### What the exercise asks
Each line that follows should be printed again exactly as it stands.
-- START --
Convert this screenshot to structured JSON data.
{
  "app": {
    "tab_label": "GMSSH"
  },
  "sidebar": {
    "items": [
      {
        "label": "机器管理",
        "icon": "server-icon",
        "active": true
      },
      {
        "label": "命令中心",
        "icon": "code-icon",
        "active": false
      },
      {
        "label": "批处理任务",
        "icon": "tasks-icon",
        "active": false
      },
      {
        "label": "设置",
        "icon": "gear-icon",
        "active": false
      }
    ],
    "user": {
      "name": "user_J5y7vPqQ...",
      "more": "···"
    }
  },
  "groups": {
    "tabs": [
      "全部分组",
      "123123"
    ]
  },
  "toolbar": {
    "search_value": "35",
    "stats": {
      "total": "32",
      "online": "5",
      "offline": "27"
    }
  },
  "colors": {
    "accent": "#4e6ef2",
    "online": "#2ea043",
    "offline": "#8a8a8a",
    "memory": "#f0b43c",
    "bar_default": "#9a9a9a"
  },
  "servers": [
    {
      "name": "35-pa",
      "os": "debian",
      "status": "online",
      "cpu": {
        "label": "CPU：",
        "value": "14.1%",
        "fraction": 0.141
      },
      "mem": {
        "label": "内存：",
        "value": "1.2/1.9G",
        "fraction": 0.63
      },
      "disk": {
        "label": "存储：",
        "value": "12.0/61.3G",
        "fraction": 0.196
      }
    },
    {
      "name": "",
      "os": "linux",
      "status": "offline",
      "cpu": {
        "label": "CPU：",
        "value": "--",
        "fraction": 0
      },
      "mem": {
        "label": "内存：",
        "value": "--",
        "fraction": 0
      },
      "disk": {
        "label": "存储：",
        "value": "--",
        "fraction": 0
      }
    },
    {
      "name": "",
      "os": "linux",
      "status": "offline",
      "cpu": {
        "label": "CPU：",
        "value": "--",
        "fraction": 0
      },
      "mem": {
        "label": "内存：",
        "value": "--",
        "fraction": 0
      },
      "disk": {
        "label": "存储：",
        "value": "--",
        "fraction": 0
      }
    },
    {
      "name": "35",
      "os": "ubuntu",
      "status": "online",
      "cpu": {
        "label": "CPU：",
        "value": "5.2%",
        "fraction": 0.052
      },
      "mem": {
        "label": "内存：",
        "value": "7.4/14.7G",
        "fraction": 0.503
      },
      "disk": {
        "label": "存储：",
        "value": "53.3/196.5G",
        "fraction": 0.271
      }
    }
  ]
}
-- END --
### Solution for this task
Convert this screenshot to structured JSON data.
{
  "app": {
    "tab_label": "GMSSH"
  },
  "sidebar": {
    "items": [
      {
        "label": "机器管理",
        "icon": "server-icon",
        "active": true
      },
      {
        "label": "命令中心",
        "icon": "code-icon",
        "active": false
      },
      {
        "label": "批处理任务",
        "icon": "tasks-icon",
        "active": false
      },
      {
        "label": "设置",
        "icon": "gear-icon",
        "active": false
      }
    ],
    "user": {
      "name": "user_J5y7vPqQ...",
      "more": "···"
    }
  },
  "groups": {
    "tabs": [
      "全部分组",
      "123123"
    ]
  },
  "toolbar": {
    "search_value": "35",
    "stats": {
      "total": "32",
      "online": "5",
      "offline": "27"
    }
  },
  "colors": {
    "accent": "#4e6ef2",
    "online": "#2ea043",
    "offline": "#8a8a8a",
    "memory": "#f0b43c",
    "bar_default": "#9a9a9a"
  },
  "servers": [
    {
      "name": "35-pa",
      "os": "debian",
      "status": "online",
      "cpu": {
        "label": "CPU：",
        "value": "14.1%",
        "fraction": 0.141
      },
      "mem": {
        "label": "内存：",
        "value": "1.2/1.9G",
        "fraction": 0.63
      },
      "disk": {
        "label": "存储：",
        "value": "12.0/61.3G",
        "fraction": 0.196
      }
    },
    {
      "name": "",
      "os": "linux",
      "status": "offline",
      "cpu": {
        "label": "CPU：",
        "value": "--",
        "fraction": 0
      },
      "mem": {
        "label": "内存：",
        "value": "--",
        "fraction": 0
      },
      "disk": {
        "label": "存储：",
        "value": "--",
        "fraction": 0
      }
    },
    {
      "name": "",
      "os": "linux",
      "status": "offline",
      "cpu": {
        "label": "CPU：",
        "value": "--",
        "fraction": 0
      },
      "mem": {
        "label": "内存：",
        "value": "--",
        "fraction": 0
      },
      "disk": {
        "label": "存储：",
        "value": "--",
        "fraction": 0
      }
    },
    {
      "name": "35",
      "os": "ubuntu",
      "status": "online",
      "cpu": {
        "label": "CPU：",
        "value": "5.2%",
        "fraction": 0.052
      },
      "mem": {
        "label": "内存：",
        "value": "7.4/14.7G",
        "fraction": 0.503
      },
      "disk": {
        "label": "存储：",
        "value": "53.3/196.5G",
        "fraction": 0.271
      }
    }
  ]
}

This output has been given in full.